Problem description » Rewrite the records below, putting "Stretches container" wherever "Expands container" appears and keeping every other character unchanged.

Source data
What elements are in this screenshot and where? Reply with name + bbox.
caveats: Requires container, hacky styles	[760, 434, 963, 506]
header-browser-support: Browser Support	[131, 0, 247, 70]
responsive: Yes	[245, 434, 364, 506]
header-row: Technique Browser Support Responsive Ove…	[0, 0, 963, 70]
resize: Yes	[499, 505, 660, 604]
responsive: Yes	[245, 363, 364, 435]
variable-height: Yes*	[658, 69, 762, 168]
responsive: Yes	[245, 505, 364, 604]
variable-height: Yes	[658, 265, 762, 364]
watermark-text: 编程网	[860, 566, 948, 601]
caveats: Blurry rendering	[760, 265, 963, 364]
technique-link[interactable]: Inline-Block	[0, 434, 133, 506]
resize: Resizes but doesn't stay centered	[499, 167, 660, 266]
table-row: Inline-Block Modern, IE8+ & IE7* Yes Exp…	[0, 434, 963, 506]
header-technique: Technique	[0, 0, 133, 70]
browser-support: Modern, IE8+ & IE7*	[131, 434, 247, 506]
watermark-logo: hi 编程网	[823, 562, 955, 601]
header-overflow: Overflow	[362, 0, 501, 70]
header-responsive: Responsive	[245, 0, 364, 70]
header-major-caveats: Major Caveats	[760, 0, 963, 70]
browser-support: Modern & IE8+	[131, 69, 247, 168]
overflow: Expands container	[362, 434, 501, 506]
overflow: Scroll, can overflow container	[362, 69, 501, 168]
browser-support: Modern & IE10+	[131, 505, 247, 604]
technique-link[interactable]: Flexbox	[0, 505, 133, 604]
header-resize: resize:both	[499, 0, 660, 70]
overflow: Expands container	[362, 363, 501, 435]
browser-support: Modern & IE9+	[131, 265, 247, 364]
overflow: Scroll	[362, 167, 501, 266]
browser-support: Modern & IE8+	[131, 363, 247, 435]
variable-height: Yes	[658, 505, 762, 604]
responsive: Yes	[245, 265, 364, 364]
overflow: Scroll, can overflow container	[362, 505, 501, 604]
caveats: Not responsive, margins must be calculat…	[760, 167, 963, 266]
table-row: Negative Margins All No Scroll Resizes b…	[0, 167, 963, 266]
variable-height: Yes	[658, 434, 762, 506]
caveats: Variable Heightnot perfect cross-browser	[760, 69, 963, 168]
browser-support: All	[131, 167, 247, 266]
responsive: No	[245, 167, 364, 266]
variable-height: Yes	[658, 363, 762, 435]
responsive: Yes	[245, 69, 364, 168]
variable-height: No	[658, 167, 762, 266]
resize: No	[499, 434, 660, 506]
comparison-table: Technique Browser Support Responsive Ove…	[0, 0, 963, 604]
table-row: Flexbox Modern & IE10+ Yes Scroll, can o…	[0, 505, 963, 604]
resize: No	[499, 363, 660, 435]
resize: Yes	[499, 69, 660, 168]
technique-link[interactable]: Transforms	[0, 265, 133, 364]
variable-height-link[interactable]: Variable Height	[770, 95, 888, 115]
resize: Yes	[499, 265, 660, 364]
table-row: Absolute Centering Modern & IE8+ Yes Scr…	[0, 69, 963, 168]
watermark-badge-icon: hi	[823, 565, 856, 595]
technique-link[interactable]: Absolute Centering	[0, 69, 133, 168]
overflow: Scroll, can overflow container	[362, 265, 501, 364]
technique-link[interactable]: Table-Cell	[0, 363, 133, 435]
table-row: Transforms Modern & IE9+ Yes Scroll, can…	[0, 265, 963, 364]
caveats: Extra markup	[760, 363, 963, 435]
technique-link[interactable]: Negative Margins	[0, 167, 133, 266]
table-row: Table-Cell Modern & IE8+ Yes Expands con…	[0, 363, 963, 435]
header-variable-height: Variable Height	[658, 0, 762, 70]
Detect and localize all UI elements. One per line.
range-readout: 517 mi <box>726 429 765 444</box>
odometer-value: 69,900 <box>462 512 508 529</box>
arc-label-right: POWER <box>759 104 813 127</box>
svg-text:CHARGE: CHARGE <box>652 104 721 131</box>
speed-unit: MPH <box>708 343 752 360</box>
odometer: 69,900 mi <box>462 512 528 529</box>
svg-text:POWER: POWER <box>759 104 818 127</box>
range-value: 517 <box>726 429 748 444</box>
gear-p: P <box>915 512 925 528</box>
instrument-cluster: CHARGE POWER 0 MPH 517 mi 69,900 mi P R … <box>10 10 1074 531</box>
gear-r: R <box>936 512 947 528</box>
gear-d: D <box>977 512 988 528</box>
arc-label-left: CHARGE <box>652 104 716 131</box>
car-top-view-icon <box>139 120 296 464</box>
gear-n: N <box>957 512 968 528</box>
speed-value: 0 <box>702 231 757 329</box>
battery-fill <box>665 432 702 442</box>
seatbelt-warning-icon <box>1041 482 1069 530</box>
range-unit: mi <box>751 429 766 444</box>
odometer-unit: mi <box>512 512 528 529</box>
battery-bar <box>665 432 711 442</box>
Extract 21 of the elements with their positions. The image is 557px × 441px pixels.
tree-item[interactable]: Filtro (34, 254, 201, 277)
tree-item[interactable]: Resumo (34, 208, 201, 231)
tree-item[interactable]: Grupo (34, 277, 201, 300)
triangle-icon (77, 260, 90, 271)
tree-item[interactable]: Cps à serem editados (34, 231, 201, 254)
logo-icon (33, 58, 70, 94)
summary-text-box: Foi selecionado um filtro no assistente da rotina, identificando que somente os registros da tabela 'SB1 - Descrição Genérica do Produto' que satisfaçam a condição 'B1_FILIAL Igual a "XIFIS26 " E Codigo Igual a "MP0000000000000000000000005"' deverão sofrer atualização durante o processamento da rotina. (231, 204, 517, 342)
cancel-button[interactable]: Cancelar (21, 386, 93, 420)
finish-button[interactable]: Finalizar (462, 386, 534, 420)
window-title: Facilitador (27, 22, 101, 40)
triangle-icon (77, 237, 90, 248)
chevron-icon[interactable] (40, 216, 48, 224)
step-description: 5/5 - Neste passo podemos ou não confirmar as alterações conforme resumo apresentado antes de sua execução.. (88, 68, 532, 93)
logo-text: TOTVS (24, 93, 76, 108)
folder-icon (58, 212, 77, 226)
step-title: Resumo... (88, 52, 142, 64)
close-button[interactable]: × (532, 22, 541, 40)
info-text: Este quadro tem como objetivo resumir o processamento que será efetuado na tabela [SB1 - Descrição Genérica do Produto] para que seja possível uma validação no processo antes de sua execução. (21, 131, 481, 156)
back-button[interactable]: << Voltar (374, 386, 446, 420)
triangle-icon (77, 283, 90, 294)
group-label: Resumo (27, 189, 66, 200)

Answer to the task »
What elements are in this screenshot and where? Reply with name + bbox.
caveats: Requires container, hacky styles	[760, 434, 963, 506]
header-browser-support: Browser Support	[131, 0, 247, 70]
responsive: Yes	[245, 434, 364, 506]
header-row: Technique Browser Support Responsive Ove…	[0, 0, 963, 70]
resize: Yes	[499, 505, 660, 604]
responsive: Yes	[245, 363, 364, 435]
variable-height: Yes*	[658, 69, 762, 168]
responsive: Yes	[245, 505, 364, 604]
variable-height: Yes	[658, 265, 762, 364]
watermark-text: 编程网	[860, 566, 948, 601]
caveats: Blurry rendering	[760, 265, 963, 364]
technique-link[interactable]: Inline-Block	[0, 434, 133, 506]
resize: Resizes but doesn't stay centered	[499, 167, 660, 266]
table-row: Inline-Block Modern, IE8+ & IE7* Yes Exp…	[0, 434, 963, 506]
header-technique: Technique	[0, 0, 133, 70]
browser-support: Modern, IE8+ & IE7*	[131, 434, 247, 506]
watermark-logo: hi 编程网	[823, 562, 955, 601]
header-overflow: Overflow	[362, 0, 501, 70]
header-responsive: Responsive	[245, 0, 364, 70]
header-major-caveats: Major Caveats	[760, 0, 963, 70]
browser-support: Modern & IE8+	[131, 69, 247, 168]
overflow: Stretches container	[362, 434, 501, 506]
overflow: Scroll, can overflow container	[362, 69, 501, 168]
browser-support: Modern & IE10+	[131, 505, 247, 604]
technique-link[interactable]: Flexbox	[0, 505, 133, 604]
header-resize: resize:both	[499, 0, 660, 70]
overflow: Stretches container	[362, 363, 501, 435]
browser-support: Modern & IE9+	[131, 265, 247, 364]
overflow: Scroll	[362, 167, 501, 266]
browser-support: Modern & IE8+	[131, 363, 247, 435]
variable-height: Yes	[658, 505, 762, 604]
responsive: Yes	[245, 265, 364, 364]
overflow: Scroll, can overflow container	[362, 505, 501, 604]
caveats: Not responsive, margins must be calculat…	[760, 167, 963, 266]
table-row: Negative Margins All No Scroll Resizes b…	[0, 167, 963, 266]
variable-height: Yes	[658, 434, 762, 506]
caveats: Variable Heightnot perfect cross-browser	[760, 69, 963, 168]
browser-support: All	[131, 167, 247, 266]
responsive: No	[245, 167, 364, 266]
variable-height: Yes	[658, 363, 762, 435]
responsive: Yes	[245, 69, 364, 168]
variable-height: No	[658, 167, 762, 266]
resize: No	[499, 434, 660, 506]
comparison-table: Technique Browser Support Responsive Ove…	[0, 0, 963, 604]
table-row: Flexbox Modern & IE10+ Yes Scroll, can o…	[0, 505, 963, 604]
resize: No	[499, 363, 660, 435]
resize: Yes	[499, 69, 660, 168]
technique-link[interactable]: Transforms	[0, 265, 133, 364]
variable-height-link[interactable]: Variable Height	[770, 95, 888, 115]
resize: Yes	[499, 265, 660, 364]
table-row: Absolute Centering Modern & IE8+ Yes Scr…	[0, 69, 963, 168]
watermark-badge-icon: hi	[823, 565, 856, 595]
technique-link[interactable]: Absolute Centering	[0, 69, 133, 168]
overflow: Scroll, can overflow container	[362, 265, 501, 364]
technique-link[interactable]: Table-Cell	[0, 363, 133, 435]
table-row: Transforms Modern & IE9+ Yes Scroll, can…	[0, 265, 963, 364]
caveats: Extra markup	[760, 363, 963, 435]
technique-link[interactable]: Negative Margins	[0, 167, 133, 266]
table-row: Table-Cell Modern & IE8+ Yes Expands con…	[0, 363, 963, 435]
header-variable-height: Variable Height	[658, 0, 762, 70]
Detect and localize all UI elements. One per line.
range-readout: 517 mi <box>726 429 765 444</box>
odometer-value: 69,900 <box>462 512 508 529</box>
arc-label-right: POWER <box>759 104 813 127</box>
svg-text:CHARGE: CHARGE <box>652 104 721 131</box>
speed-unit: MPH <box>708 343 752 360</box>
odometer: 69,900 mi <box>462 512 528 529</box>
svg-text:POWER: POWER <box>759 104 818 127</box>
range-value: 517 <box>726 429 748 444</box>
gear-p: P <box>915 512 925 528</box>
instrument-cluster: CHARGE POWER 0 MPH 517 mi 69,900 mi P R … <box>10 10 1074 531</box>
gear-r: R <box>936 512 947 528</box>
gear-d: D <box>977 512 988 528</box>
arc-label-left: CHARGE <box>652 104 716 131</box>
car-top-view-icon <box>139 120 296 464</box>
gear-n: N <box>957 512 968 528</box>
speed-value: 0 <box>702 231 757 329</box>
battery-fill <box>665 432 702 442</box>
seatbelt-warning-icon <box>1041 482 1069 530</box>
range-unit: mi <box>751 429 766 444</box>
odometer-unit: mi <box>512 512 528 529</box>
battery-bar <box>665 432 711 442</box>
Extract 21 of the elements with their positions. The image is 557px × 441px pixels.
tree-item[interactable]: Filtro (34, 254, 201, 277)
tree-item[interactable]: Resumo (34, 208, 201, 231)
tree-item[interactable]: Grupo (34, 277, 201, 300)
triangle-icon (77, 260, 90, 271)
tree-item[interactable]: Cps à serem editados (34, 231, 201, 254)
logo-icon (33, 58, 70, 94)
summary-text-box: Foi selecionado um filtro no assistente da rotina, identificando que somente os registros da tabela 'SB1 - Descrição Genérica do Produto' que satisfaçam a condição 'B1_FILIAL Igual a "XIFIS26 " E Codigo Igual a "MP0000000000000000000000005"' deverão sofrer atualização durante o processamento da rotina. (231, 204, 517, 342)
cancel-button[interactable]: Cancelar (21, 386, 93, 420)
finish-button[interactable]: Finalizar (462, 386, 534, 420)
window-title: Facilitador (27, 22, 101, 40)
triangle-icon (77, 237, 90, 248)
chevron-icon[interactable] (40, 216, 48, 224)
step-description: 5/5 - Neste passo podemos ou não confirmar as alterações conforme resumo apresentado antes de sua execução.. (88, 68, 532, 93)
logo-text: TOTVS (24, 93, 76, 108)
folder-icon (58, 212, 77, 226)
step-title: Resumo... (88, 52, 142, 64)
close-button[interactable]: × (532, 22, 541, 40)
info-text: Este quadro tem como objetivo resumir o processamento que será efetuado na tabela [SB1 - Descrição Genérica do Produto] para que seja possível uma validação no processo antes de sua execução. (21, 131, 481, 156)
back-button[interactable]: << Voltar (374, 386, 446, 420)
triangle-icon (77, 283, 90, 294)
group-label: Resumo (27, 189, 66, 200)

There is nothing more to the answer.